**WORK REQUIRED**:
Write out each line that follows exactly as it stands, without the pictures.

*** DATA FOR THIS TASK

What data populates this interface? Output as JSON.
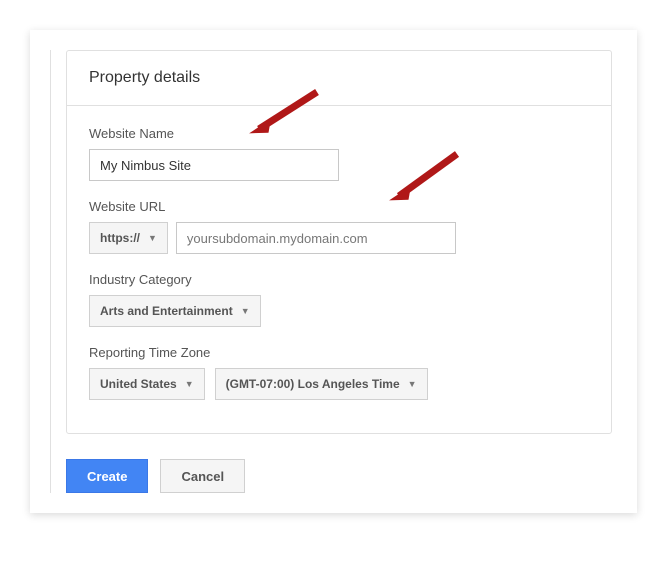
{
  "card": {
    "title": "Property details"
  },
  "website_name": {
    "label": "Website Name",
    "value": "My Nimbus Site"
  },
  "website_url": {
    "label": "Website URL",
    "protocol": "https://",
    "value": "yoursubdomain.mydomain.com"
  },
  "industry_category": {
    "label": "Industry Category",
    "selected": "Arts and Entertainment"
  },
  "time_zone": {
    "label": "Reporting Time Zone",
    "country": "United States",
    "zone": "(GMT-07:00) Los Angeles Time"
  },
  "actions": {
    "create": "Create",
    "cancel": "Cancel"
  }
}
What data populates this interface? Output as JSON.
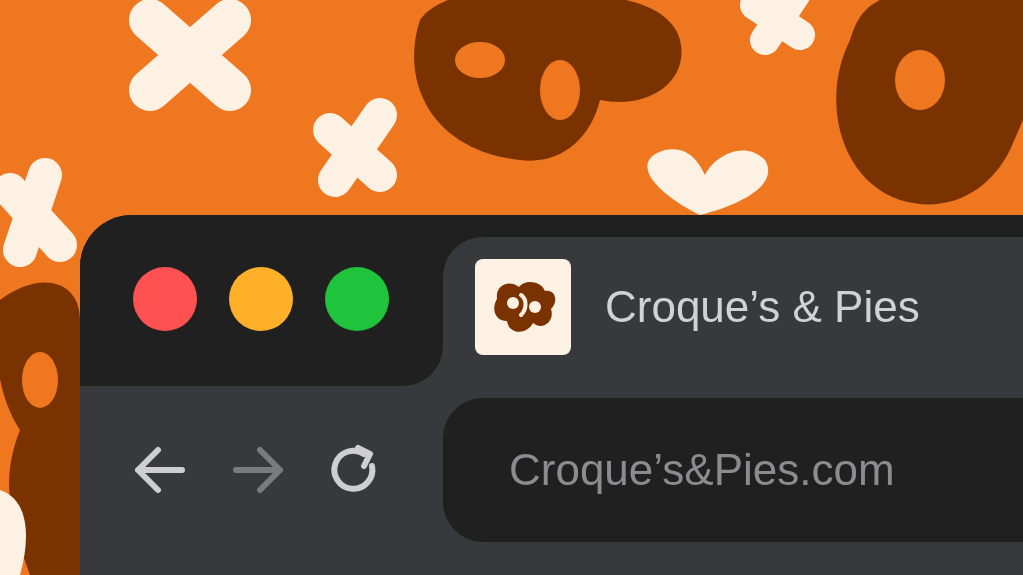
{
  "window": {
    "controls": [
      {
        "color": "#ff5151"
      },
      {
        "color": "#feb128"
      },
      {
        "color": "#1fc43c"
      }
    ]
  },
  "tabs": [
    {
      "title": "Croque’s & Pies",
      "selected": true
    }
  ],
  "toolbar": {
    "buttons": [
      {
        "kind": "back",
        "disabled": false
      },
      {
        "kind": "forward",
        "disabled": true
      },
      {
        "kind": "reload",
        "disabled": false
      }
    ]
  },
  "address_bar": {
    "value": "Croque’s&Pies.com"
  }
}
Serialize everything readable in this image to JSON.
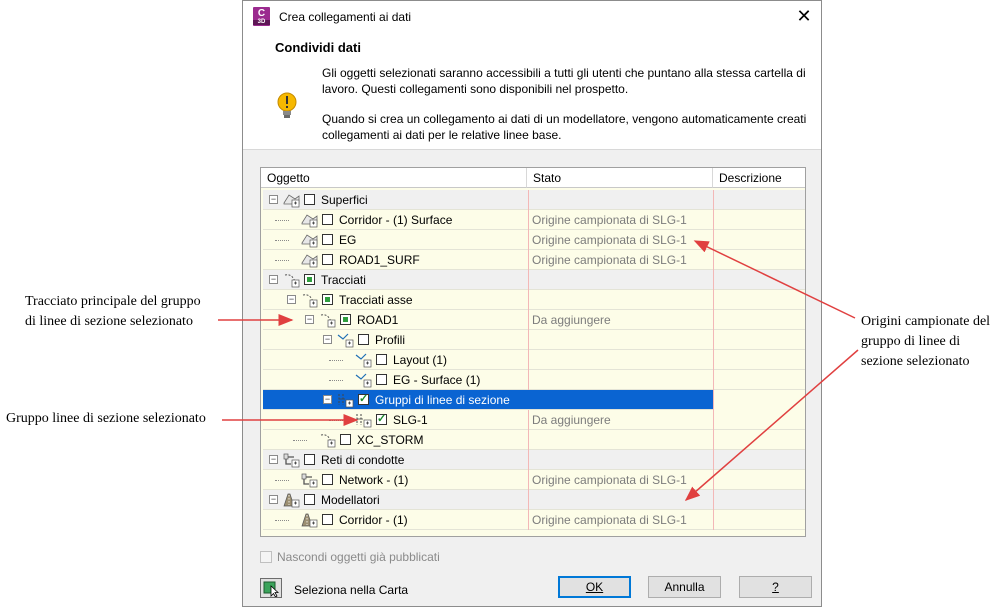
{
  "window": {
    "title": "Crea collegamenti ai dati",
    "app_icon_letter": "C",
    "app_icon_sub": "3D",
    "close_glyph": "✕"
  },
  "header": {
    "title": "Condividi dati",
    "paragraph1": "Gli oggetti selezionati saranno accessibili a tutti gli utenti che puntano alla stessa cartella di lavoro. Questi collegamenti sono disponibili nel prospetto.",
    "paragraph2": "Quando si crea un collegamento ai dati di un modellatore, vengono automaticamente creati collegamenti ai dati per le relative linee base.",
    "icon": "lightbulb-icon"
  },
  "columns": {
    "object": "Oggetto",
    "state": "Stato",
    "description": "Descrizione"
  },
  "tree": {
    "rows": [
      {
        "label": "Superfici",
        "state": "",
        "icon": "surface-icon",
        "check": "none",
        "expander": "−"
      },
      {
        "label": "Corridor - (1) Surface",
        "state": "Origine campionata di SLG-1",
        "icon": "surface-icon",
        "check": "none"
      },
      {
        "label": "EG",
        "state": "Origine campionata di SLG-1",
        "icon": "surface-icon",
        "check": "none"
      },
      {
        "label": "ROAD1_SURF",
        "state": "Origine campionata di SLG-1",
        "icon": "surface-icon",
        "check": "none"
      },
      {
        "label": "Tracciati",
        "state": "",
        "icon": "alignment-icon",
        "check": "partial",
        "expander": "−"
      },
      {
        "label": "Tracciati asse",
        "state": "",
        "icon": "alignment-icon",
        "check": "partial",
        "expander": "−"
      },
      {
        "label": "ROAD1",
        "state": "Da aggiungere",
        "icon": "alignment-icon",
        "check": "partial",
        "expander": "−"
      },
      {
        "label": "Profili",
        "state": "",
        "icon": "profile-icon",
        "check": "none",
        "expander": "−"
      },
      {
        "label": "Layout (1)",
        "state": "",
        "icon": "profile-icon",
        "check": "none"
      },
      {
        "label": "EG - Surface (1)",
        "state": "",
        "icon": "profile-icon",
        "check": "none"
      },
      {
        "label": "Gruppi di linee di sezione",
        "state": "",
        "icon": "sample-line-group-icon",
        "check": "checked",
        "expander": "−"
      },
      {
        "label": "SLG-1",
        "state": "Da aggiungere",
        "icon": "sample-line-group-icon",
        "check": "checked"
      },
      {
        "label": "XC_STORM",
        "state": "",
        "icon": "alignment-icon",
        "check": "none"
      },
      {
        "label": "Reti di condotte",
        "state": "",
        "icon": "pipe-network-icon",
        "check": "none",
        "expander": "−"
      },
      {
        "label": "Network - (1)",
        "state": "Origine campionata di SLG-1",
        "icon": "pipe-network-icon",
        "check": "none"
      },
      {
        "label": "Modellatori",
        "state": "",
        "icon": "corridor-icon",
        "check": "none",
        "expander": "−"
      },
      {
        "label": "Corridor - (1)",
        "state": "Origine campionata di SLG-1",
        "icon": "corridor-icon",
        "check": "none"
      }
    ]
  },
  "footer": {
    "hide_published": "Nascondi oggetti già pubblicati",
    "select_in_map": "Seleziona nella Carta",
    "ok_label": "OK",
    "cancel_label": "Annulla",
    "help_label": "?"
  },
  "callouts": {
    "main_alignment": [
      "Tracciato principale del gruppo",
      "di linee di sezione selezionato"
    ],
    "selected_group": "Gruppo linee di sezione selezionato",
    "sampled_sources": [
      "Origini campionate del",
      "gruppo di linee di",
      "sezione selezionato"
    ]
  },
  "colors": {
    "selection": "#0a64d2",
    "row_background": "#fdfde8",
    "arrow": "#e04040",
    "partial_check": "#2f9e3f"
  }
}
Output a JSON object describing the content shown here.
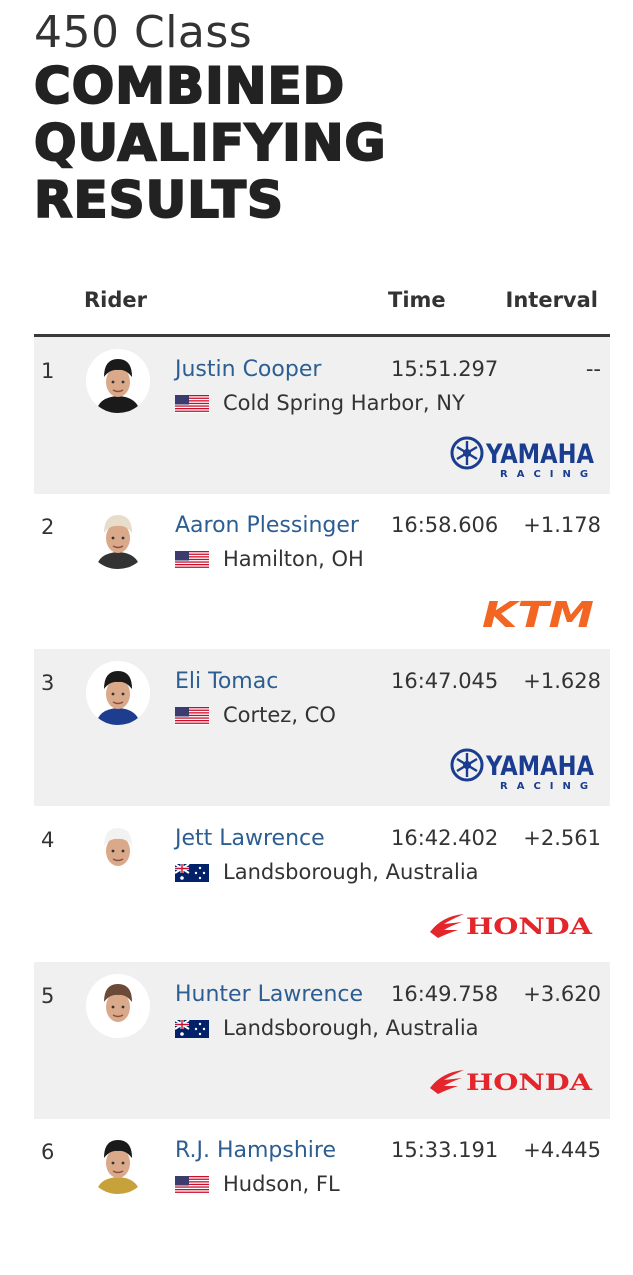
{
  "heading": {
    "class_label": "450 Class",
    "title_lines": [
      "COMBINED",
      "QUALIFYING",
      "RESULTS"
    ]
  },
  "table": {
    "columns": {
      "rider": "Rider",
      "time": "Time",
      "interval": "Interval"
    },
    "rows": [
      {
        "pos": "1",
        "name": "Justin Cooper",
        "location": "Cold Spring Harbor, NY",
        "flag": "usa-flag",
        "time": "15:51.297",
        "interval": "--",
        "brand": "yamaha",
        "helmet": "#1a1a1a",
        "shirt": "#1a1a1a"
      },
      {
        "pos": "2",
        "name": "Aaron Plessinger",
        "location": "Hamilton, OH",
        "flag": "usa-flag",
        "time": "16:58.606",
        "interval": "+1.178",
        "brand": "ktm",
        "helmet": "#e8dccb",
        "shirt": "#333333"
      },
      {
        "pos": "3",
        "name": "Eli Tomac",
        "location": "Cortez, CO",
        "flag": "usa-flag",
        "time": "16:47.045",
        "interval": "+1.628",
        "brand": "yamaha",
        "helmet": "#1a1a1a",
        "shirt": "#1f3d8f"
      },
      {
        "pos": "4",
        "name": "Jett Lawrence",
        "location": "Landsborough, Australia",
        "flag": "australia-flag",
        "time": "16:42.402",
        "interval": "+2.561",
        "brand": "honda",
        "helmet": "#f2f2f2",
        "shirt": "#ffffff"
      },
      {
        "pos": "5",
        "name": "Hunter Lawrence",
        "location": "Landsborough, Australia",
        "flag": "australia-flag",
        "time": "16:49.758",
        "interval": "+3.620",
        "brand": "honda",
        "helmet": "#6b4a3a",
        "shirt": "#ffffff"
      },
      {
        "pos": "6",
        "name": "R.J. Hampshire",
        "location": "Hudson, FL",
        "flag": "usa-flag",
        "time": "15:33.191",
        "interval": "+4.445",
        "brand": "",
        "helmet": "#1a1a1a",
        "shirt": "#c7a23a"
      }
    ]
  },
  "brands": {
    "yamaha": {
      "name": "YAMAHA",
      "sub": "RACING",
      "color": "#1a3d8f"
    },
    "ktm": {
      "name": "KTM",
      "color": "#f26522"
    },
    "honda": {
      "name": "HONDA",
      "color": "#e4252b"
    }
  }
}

******

**ANSWER TO THE EXERCISE**:
What data populates this interface? Output as JSON.
{
  "card": {
    "title": "Property details"
  },
  "website_name": {
    "label": "Website Name",
    "value": "My Nimbus Site"
  },
  "website_url": {
    "label": "Website URL",
    "protocol": "https://",
    "value": "yoursubdomain.mydomain.com"
  },
  "industry_category": {
    "label": "Industry Category",
    "selected": "Arts and Entertainment"
  },
  "time_zone": {
    "label": "Reporting Time Zone",
    "country": "United States",
    "zone": "(GMT-07:00) Los Angeles Time"
  },
  "actions": {
    "create": "Create",
    "cancel": "Cancel"
  }
}
What data populates this interface? Output as JSON.
{
  "window": {
    "controls": [
      {
        "color": "#ff5151"
      },
      {
        "color": "#feb128"
      },
      {
        "color": "#1fc43c"
      }
    ]
  },
  "tabs": [
    {
      "title": "Croque’s & Pies",
      "selected": true
    }
  ],
  "toolbar": {
    "buttons": [
      {
        "kind": "back",
        "disabled": false
      },
      {
        "kind": "forward",
        "disabled": true
      },
      {
        "kind": "reload",
        "disabled": false
      }
    ]
  },
  "address_bar": {
    "value": "Croque’s&Pies.com"
  }
}
Serialize everything readable in this image to JSON.
{
  "window": {
    "title": "Crea collegamenti ai dati",
    "app_icon_letter": "C",
    "app_icon_sub": "3D",
    "close_glyph": "✕"
  },
  "header": {
    "title": "Condividi dati",
    "paragraph1": "Gli oggetti selezionati saranno accessibili a tutti gli utenti che puntano alla stessa cartella di lavoro. Questi collegamenti sono disponibili nel prospetto.",
    "paragraph2": "Quando si crea un collegamento ai dati di un modellatore, vengono automaticamente creati collegamenti ai dati per le relative linee base.",
    "icon": "lightbulb-icon"
  },
  "columns": {
    "object": "Oggetto",
    "state": "Stato",
    "description": "Descrizione"
  },
  "tree": {
    "rows": [
      {
        "label": "Superfici",
        "state": "",
        "icon": "surface-icon",
        "check": "none",
        "expander": "−"
      },
      {
        "label": "Corridor - (1) Surface",
        "state": "Origine campionata di SLG-1",
        "icon": "surface-icon",
        "check": "none"
      },
      {
        "label": "EG",
        "state": "Origine campionata di SLG-1",
        "icon": "surface-icon",
        "check": "none"
      },
      {
        "label": "ROAD1_SURF",
        "state": "Origine campionata di SLG-1",
        "icon": "surface-icon",
        "check": "none"
      },
      {
        "label": "Tracciati",
        "state": "",
        "icon": "alignment-icon",
        "check": "partial",
        "expander": "−"
      },
      {
        "label": "Tracciati asse",
        "state": "",
        "icon": "alignment-icon",
        "check": "partial",
        "expander": "−"
      },
      {
        "label": "ROAD1",
        "state": "Da aggiungere",
        "icon": "alignment-icon",
        "check": "partial",
        "expander": "−"
      },
      {
        "label": "Profili",
        "state": "",
        "icon": "profile-icon",
        "check": "none",
        "expander": "−"
      },
      {
        "label": "Layout (1)",
        "state": "",
        "icon": "profile-icon",
        "check": "none"
      },
      {
        "label": "EG - Surface (1)",
        "state": "",
        "icon": "profile-icon",
        "check": "none"
      },
      {
        "label": "Gruppi di linee di sezione",
        "state": "",
        "icon": "sample-line-group-icon",
        "check": "checked",
        "expander": "−"
      },
      {
        "label": "SLG-1",
        "state": "Da aggiungere",
        "icon": "sample-line-group-icon",
        "check": "checked"
      },
      {
        "label": "XC_STORM",
        "state": "",
        "icon": "alignment-icon",
        "check": "none"
      },
      {
        "label": "Reti di condotte",
        "state": "",
        "icon": "pipe-network-icon",
        "check": "none",
        "expander": "−"
      },
      {
        "label": "Network - (1)",
        "state": "Origine campionata di SLG-1",
        "icon": "pipe-network-icon",
        "check": "none"
      },
      {
        "label": "Modellatori",
        "state": "",
        "icon": "corridor-icon",
        "check": "none",
        "expander": "−"
      },
      {
        "label": "Corridor - (1)",
        "state": "Origine campionata di SLG-1",
        "icon": "corridor-icon",
        "check": "none"
      }
    ]
  },
  "footer": {
    "hide_published": "Nascondi oggetti già pubblicati",
    "select_in_map": "Seleziona nella Carta",
    "ok_label": "OK",
    "cancel_label": "Annulla",
    "help_label": "?"
  },
  "callouts": {
    "main_alignment": [
      "Tracciato principale del gruppo",
      "di linee di sezione selezionato"
    ],
    "selected_group": "Gruppo linee di sezione selezionato",
    "sampled_sources": [
      "Origini campionate del",
      "gruppo di linee di",
      "sezione selezionato"
    ]
  },
  "colors": {
    "selection": "#0a64d2",
    "row_background": "#fdfde8",
    "arrow": "#e04040",
    "partial_check": "#2f9e3f"
  }
}
Output a JSON object describing the content shown here.
{
  "heading": {
    "class_label": "450 Class",
    "title_lines": [
      "COMBINED",
      "QUALIFYING",
      "RESULTS"
    ]
  },
  "table": {
    "columns": {
      "rider": "Rider",
      "time": "Time",
      "interval": "Interval"
    },
    "rows": [
      {
        "pos": "1",
        "name": "Justin Cooper",
        "location": "Cold Spring Harbor, NY",
        "flag": "usa-flag",
        "time": "15:51.297",
        "interval": "--",
        "brand": "yamaha",
        "helmet": "#1a1a1a",
        "shirt": "#1a1a1a"
      },
      {
        "pos": "2",
        "name": "Aaron Plessinger",
        "location": "Hamilton, OH",
        "flag": "usa-flag",
        "time": "16:58.606",
        "interval": "+1.178",
        "brand": "ktm",
        "helmet": "#e8dccb",
        "shirt": "#333333"
      },
      {
        "pos": "3",
        "name": "Eli Tomac",
        "location": "Cortez, CO",
        "flag": "usa-flag",
        "time": "16:47.045",
        "interval": "+1.628",
        "brand": "yamaha",
        "helmet": "#1a1a1a",
        "shirt": "#1f3d8f"
      },
      {
        "pos": "4",
        "name": "Jett Lawrence",
        "location": "Landsborough, Australia",
        "flag": "australia-flag",
        "time": "16:42.402",
        "interval": "+2.561",
        "brand": "honda",
        "helmet": "#f2f2f2",
        "shirt": "#ffffff"
      },
      {
        "pos": "5",
        "name": "Hunter Lawrence",
        "location": "Landsborough, Australia",
        "flag": "australia-flag",
        "time": "16:49.758",
        "interval": "+3.620",
        "brand": "honda",
        "helmet": "#6b4a3a",
        "shirt": "#ffffff"
      },
      {
        "pos": "6",
        "name": "R.J. Hampshire",
        "location": "Hudson, FL",
        "flag": "usa-flag",
        "time": "15:33.191",
        "interval": "+4.445",
        "brand": "",
        "helmet": "#1a1a1a",
        "shirt": "#c7a23a"
      }
    ]
  },
  "brands": {
    "yamaha": {
      "name": "YAMAHA",
      "sub": "RACING",
      "color": "#1a3d8f"
    },
    "ktm": {
      "name": "KTM",
      "color": "#f26522"
    },
    "honda": {
      "name": "HONDA",
      "color": "#e4252b"
    }
  }
}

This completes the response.